PROBLEM DESCRIPTION » I'd like the entries repeated exactly, without their pictures.

### DATA FOR THE TASK ###

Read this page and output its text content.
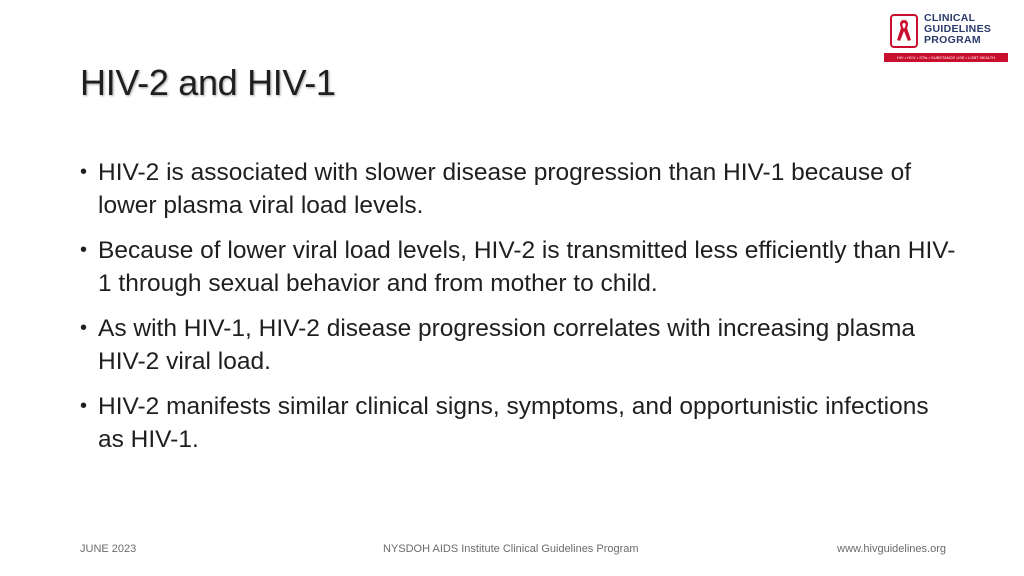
CLINICAL
GUIDELINES
PROGRAM
HIV • HCV • STIs • SUBSTANCE USE • LGBT HEALTH
HIV-2 and HIV-1
• HIV-2 is associated with slower disease progression than HIV-1 because of lower plasma viral load levels.
• Because of lower viral load levels, HIV-2 is transmitted less efficiently than HIV-1 through sexual behavior and from mother to child.
• As with HIV-1, HIV-2 disease progression correlates with increasing plasma HIV-2 viral load.
• HIV-2 manifests similar clinical signs, symptoms, and opportunistic infections as HIV-1.
JUNE 2023	NYSDOH AIDS Institute Clinical Guidelines Program	www.hivguidelines.org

###

RESPONSE BELOW »
Read this page and output its text content.
CLINICAL
GUIDELINES
PROGRAM
HIV • HCV • STIs • SUBSTANCE USE • LGBT HEALTH
HIV-2 and HIV-1
• HIV-2 is associated with slower disease progression than HIV-1 because of lower plasma viral load levels.
• Because of lower viral load levels, HIV-2 is transmitted less efficiently than HIV-1 through sexual behavior and from mother to child.
• As with HIV-1, HIV-2 disease progression correlates with increasing plasma HIV-2 viral load.
• HIV-2 manifests similar clinical signs, symptoms, and opportunistic infections as HIV-1.
JUNE 2023	NYSDOH AIDS Institute Clinical Guidelines Program	www.hivguidelines.org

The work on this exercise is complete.